**Required work:**
Count the lines in the data below where the string "заседании" occurs, please, and give the number alone.

**Data extracted from a collection:**

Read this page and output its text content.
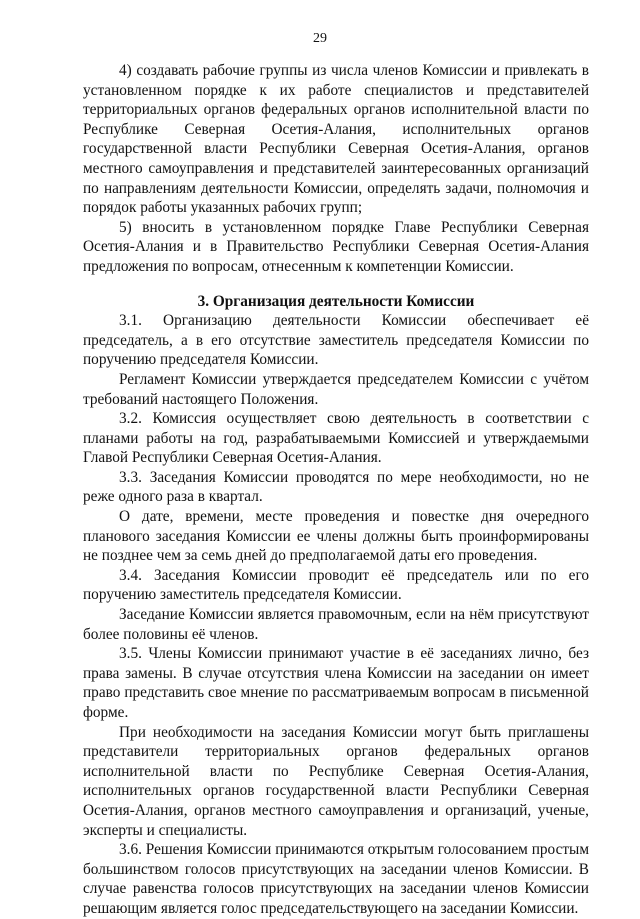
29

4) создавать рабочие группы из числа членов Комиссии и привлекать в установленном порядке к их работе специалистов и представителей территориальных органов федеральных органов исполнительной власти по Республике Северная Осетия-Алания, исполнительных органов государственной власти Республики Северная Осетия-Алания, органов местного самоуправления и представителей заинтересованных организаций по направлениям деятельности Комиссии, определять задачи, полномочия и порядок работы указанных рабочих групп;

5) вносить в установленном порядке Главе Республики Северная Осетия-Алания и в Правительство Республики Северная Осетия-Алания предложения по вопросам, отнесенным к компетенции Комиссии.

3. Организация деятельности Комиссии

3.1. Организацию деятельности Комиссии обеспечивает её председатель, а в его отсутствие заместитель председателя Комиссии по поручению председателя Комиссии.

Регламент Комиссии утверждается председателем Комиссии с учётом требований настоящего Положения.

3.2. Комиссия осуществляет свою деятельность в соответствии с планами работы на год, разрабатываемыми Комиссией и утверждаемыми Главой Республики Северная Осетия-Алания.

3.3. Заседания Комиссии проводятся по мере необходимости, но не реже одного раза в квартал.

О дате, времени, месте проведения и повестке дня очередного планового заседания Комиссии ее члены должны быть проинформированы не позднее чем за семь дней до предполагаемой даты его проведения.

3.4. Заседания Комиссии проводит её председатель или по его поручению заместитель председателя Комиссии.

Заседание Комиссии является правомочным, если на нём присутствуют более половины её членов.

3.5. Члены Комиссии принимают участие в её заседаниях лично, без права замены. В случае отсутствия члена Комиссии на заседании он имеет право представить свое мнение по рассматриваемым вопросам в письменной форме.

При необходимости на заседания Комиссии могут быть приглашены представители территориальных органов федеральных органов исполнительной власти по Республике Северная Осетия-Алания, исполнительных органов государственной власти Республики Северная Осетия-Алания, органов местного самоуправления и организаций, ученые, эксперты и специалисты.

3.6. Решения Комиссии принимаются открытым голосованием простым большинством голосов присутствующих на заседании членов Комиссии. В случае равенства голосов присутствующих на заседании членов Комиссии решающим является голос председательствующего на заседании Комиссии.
==
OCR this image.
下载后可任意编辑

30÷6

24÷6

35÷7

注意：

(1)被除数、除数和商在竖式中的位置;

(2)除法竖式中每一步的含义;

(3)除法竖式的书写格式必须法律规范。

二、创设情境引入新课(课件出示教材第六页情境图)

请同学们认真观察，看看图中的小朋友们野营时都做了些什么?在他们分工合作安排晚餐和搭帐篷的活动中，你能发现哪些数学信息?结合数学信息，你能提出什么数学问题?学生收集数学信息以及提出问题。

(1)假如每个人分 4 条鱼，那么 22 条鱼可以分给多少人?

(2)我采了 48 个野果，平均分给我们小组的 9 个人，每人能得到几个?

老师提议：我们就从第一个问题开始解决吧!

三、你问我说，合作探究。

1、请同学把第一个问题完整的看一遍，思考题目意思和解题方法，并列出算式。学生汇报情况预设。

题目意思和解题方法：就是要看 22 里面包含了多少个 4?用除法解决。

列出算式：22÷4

**Written solution:**
2